Task goal
Your answer should be a single number: the count of lines in the material below that hold "niższą".

·····

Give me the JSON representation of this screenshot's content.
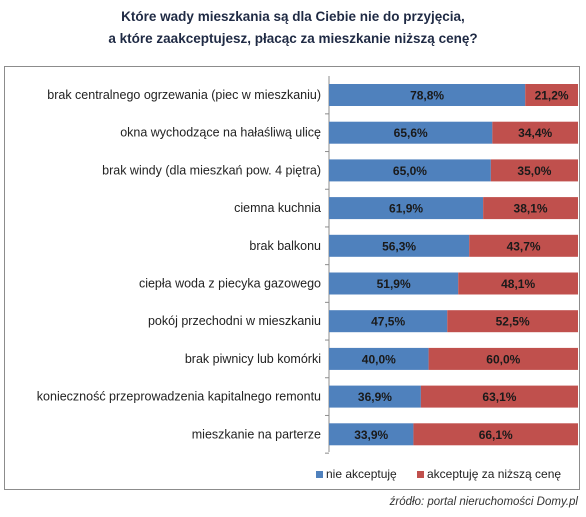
{
  "title_line1": "Które wady mieszkania są dla Ciebie nie do przyjęcia,",
  "title_line2": "a które zaakceptujesz, płacąc za mieszkanie niższą cenę?",
  "source": "źródło: portal nieruchomości Domy.pl",
  "colors": {
    "series1": "#4f81bd",
    "series2": "#c0504d"
  },
  "chart_data": {
    "type": "bar",
    "orientation": "horizontal",
    "stacked": "percent",
    "categories": [
      "brak centralnego ogrzewania (piec w mieszkaniu)",
      "okna wychodzące na hałaśliwą ulicę",
      "brak windy (dla mieszkań pow. 4 piętra)",
      "ciemna kuchnia",
      "brak balkonu",
      "ciepła woda z piecyka gazowego",
      "pokój przechodni w mieszkaniu",
      "brak piwnicy lub komórki",
      "konieczność przeprowadzenia kapitalnego remontu",
      "mieszkanie na parterze"
    ],
    "series": [
      {
        "name": "nie akceptuję",
        "values": [
          78.8,
          65.6,
          65.0,
          61.9,
          56.3,
          51.9,
          47.5,
          40.0,
          36.9,
          33.9
        ],
        "labels": [
          "78,8%",
          "65,6%",
          "65,0%",
          "61,9%",
          "56,3%",
          "51,9%",
          "47,5%",
          "40,0%",
          "36,9%",
          "33,9%"
        ]
      },
      {
        "name": "akceptuję za niższą cenę",
        "values": [
          21.2,
          34.4,
          35.0,
          38.1,
          43.7,
          48.1,
          52.5,
          60.0,
          63.1,
          66.1
        ],
        "labels": [
          "21,2%",
          "34,4%",
          "35,0%",
          "38,1%",
          "43,7%",
          "48,1%",
          "52,5%",
          "60,0%",
          "63,1%",
          "66,1%"
        ]
      }
    ],
    "xlim": [
      0,
      100
    ],
    "grid": false,
    "legend_position": "bottom-right"
  }
}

·····

Problem solution
2